*Aim:*
Return the records exactly as they are.

## begin Supplied entries

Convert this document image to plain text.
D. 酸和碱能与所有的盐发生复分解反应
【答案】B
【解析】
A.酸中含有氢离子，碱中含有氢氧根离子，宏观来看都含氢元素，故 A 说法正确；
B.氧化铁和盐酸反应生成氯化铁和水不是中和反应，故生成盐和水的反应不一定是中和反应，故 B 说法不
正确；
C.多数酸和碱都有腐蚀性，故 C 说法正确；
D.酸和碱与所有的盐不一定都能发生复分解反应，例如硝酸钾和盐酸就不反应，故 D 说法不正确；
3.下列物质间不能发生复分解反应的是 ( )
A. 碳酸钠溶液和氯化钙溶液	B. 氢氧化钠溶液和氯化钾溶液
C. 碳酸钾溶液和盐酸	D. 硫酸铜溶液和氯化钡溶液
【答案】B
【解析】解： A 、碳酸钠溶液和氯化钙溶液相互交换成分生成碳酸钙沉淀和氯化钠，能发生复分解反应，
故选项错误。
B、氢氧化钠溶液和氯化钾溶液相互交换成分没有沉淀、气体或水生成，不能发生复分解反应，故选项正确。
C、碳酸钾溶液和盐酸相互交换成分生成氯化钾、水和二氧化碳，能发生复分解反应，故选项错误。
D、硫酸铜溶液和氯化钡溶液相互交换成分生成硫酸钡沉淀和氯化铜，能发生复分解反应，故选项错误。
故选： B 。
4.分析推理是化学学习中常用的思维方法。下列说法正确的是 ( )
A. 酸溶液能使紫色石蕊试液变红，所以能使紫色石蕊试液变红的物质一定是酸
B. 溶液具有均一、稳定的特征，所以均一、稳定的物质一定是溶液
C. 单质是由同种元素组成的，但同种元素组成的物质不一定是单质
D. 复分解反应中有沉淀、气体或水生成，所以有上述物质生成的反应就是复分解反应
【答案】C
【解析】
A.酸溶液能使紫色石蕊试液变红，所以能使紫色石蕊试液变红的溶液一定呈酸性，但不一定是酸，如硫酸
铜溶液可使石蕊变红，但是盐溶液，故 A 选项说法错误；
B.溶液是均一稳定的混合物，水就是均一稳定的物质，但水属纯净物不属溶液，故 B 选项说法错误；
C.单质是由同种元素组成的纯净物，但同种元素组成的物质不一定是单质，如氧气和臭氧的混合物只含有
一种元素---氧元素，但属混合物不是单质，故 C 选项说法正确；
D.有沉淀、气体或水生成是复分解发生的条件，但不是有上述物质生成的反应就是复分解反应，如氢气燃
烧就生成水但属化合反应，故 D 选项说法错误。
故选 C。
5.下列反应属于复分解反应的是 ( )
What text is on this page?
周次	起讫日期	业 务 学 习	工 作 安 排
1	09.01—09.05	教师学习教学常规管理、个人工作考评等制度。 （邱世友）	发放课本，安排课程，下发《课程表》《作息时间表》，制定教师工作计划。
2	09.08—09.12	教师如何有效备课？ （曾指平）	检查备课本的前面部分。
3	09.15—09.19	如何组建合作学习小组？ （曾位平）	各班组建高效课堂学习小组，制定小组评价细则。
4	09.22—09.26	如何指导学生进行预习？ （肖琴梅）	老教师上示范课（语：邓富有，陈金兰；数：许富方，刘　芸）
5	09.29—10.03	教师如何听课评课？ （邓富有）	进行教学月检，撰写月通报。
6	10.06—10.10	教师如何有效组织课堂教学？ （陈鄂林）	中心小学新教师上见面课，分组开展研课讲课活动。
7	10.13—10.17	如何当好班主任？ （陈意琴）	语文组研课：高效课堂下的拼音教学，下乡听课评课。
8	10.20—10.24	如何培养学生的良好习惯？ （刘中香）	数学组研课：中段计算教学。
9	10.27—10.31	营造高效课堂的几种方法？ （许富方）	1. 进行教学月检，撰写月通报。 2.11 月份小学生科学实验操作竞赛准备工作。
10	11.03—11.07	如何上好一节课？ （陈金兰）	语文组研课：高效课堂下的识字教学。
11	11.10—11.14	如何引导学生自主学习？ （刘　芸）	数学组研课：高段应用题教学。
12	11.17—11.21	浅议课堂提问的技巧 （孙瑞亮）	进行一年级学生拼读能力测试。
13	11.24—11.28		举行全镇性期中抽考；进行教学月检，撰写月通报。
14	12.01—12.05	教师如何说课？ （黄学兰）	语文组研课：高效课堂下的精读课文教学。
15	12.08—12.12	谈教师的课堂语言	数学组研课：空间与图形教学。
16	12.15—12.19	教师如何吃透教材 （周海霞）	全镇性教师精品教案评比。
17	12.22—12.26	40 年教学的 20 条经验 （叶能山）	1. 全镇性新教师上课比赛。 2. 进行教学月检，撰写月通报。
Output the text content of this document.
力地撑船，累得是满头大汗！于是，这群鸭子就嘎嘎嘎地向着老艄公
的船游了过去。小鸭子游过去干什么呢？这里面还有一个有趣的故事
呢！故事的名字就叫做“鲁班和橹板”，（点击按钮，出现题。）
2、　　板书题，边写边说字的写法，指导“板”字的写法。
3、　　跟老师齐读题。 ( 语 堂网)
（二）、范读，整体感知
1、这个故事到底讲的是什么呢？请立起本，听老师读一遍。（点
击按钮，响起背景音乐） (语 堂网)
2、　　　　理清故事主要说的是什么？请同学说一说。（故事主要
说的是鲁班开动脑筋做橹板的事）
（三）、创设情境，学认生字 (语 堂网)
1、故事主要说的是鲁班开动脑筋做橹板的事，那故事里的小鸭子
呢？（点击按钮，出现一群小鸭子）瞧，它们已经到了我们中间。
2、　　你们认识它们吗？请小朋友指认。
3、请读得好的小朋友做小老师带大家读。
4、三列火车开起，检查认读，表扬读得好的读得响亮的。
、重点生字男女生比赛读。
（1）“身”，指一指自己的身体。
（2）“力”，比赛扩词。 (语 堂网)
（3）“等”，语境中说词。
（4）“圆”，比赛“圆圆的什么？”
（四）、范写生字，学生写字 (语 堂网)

## end Supplied entries

*Expected answer:*
Convert this document image to plain text.
D. 酸和碱能与所有的盐发生复分解反应
【答案】B
【解析】
A.酸中含有氢离子，碱中含有氢氧根离子，宏观来看都含氢元素，故 A 说法正确；
B.氧化铁和盐酸反应生成氯化铁和水不是中和反应，故生成盐和水的反应不一定是中和反应，故 B 说法不
正确；
C.多数酸和碱都有腐蚀性，故 C 说法正确；
D.酸和碱与所有的盐不一定都能发生复分解反应，例如硝酸钾和盐酸就不反应，故 D 说法不正确；
3.下列物质间不能发生复分解反应的是 ( )
A. 碳酸钠溶液和氯化钙溶液	B. 氢氧化钠溶液和氯化钾溶液
C. 碳酸钾溶液和盐酸	D. 硫酸铜溶液和氯化钡溶液
【答案】B
【解析】解： A 、碳酸钠溶液和氯化钙溶液相互交换成分生成碳酸钙沉淀和氯化钠，能发生复分解反应，
故选项错误。
B、氢氧化钠溶液和氯化钾溶液相互交换成分没有沉淀、气体或水生成，不能发生复分解反应，故选项正确。
C、碳酸钾溶液和盐酸相互交换成分生成氯化钾、水和二氧化碳，能发生复分解反应，故选项错误。
D、硫酸铜溶液和氯化钡溶液相互交换成分生成硫酸钡沉淀和氯化铜，能发生复分解反应，故选项错误。
故选： B 。
4.分析推理是化学学习中常用的思维方法。下列说法正确的是 ( )
A. 酸溶液能使紫色石蕊试液变红，所以能使紫色石蕊试液变红的物质一定是酸
B. 溶液具有均一、稳定的特征，所以均一、稳定的物质一定是溶液
C. 单质是由同种元素组成的，但同种元素组成的物质不一定是单质
D. 复分解反应中有沉淀、气体或水生成，所以有上述物质生成的反应就是复分解反应
【答案】C
【解析】
A.酸溶液能使紫色石蕊试液变红，所以能使紫色石蕊试液变红的溶液一定呈酸性，但不一定是酸，如硫酸
铜溶液可使石蕊变红，但是盐溶液，故 A 选项说法错误；
B.溶液是均一稳定的混合物，水就是均一稳定的物质，但水属纯净物不属溶液，故 B 选项说法错误；
C.单质是由同种元素组成的纯净物，但同种元素组成的物质不一定是单质，如氧气和臭氧的混合物只含有
一种元素---氧元素，但属混合物不是单质，故 C 选项说法正确；
D.有沉淀、气体或水生成是复分解发生的条件，但不是有上述物质生成的反应就是复分解反应，如氢气燃
烧就生成水但属化合反应，故 D 选项说法错误。
故选 C。
5.下列反应属于复分解反应的是 ( )
What text is on this page?
周次	起讫日期	业 务 学 习	工 作 安 排
1	09.01—09.05	教师学习教学常规管理、个人工作考评等制度。 （邱世友）	发放课本，安排课程，下发《课程表》《作息时间表》，制定教师工作计划。
2	09.08—09.12	教师如何有效备课？ （曾指平）	检查备课本的前面部分。
3	09.15—09.19	如何组建合作学习小组？ （曾位平）	各班组建高效课堂学习小组，制定小组评价细则。
4	09.22—09.26	如何指导学生进行预习？ （肖琴梅）	老教师上示范课（语：邓富有，陈金兰；数：许富方，刘　芸）
5	09.29—10.03	教师如何听课评课？ （邓富有）	进行教学月检，撰写月通报。
6	10.06—10.10	教师如何有效组织课堂教学？ （陈鄂林）	中心小学新教师上见面课，分组开展研课讲课活动。
7	10.13—10.17	如何当好班主任？ （陈意琴）	语文组研课：高效课堂下的拼音教学，下乡听课评课。
8	10.20—10.24	如何培养学生的良好习惯？ （刘中香）	数学组研课：中段计算教学。
9	10.27—10.31	营造高效课堂的几种方法？ （许富方）	1. 进行教学月检，撰写月通报。 2.11 月份小学生科学实验操作竞赛准备工作。
10	11.03—11.07	如何上好一节课？ （陈金兰）	语文组研课：高效课堂下的识字教学。
11	11.10—11.14	如何引导学生自主学习？ （刘　芸）	数学组研课：高段应用题教学。
12	11.17—11.21	浅议课堂提问的技巧 （孙瑞亮）	进行一年级学生拼读能力测试。
13	11.24—11.28		举行全镇性期中抽考；进行教学月检，撰写月通报。
14	12.01—12.05	教师如何说课？ （黄学兰）	语文组研课：高效课堂下的精读课文教学。
15	12.08—12.12	谈教师的课堂语言	数学组研课：空间与图形教学。
16	12.15—12.19	教师如何吃透教材 （周海霞）	全镇性教师精品教案评比。
17	12.22—12.26	40 年教学的 20 条经验 （叶能山）	1. 全镇性新教师上课比赛。 2. 进行教学月检，撰写月通报。
Output the text content of this document.
力地撑船，累得是满头大汗！于是，这群鸭子就嘎嘎嘎地向着老艄公
的船游了过去。小鸭子游过去干什么呢？这里面还有一个有趣的故事
呢！故事的名字就叫做“鲁班和橹板”，（点击按钮，出现题。）
2、　　板书题，边写边说字的写法，指导“板”字的写法。
3、　　跟老师齐读题。 ( 语 堂网)
（二）、范读，整体感知
1、这个故事到底讲的是什么呢？请立起本，听老师读一遍。（点
击按钮，响起背景音乐） (语 堂网)
2、　　　　理清故事主要说的是什么？请同学说一说。（故事主要
说的是鲁班开动脑筋做橹板的事）
（三）、创设情境，学认生字 (语 堂网)
1、故事主要说的是鲁班开动脑筋做橹板的事，那故事里的小鸭子
呢？（点击按钮，出现一群小鸭子）瞧，它们已经到了我们中间。
2、　　你们认识它们吗？请小朋友指认。
3、请读得好的小朋友做小老师带大家读。
4、三列火车开起，检查认读，表扬读得好的读得响亮的。
、重点生字男女生比赛读。
（1）“身”，指一指自己的身体。
（2）“力”，比赛扩词。 (语 堂网)
（3）“等”，语境中说词。
（4）“圆”，比赛“圆圆的什么？”
（四）、范写生字，学生写字 (语 堂网)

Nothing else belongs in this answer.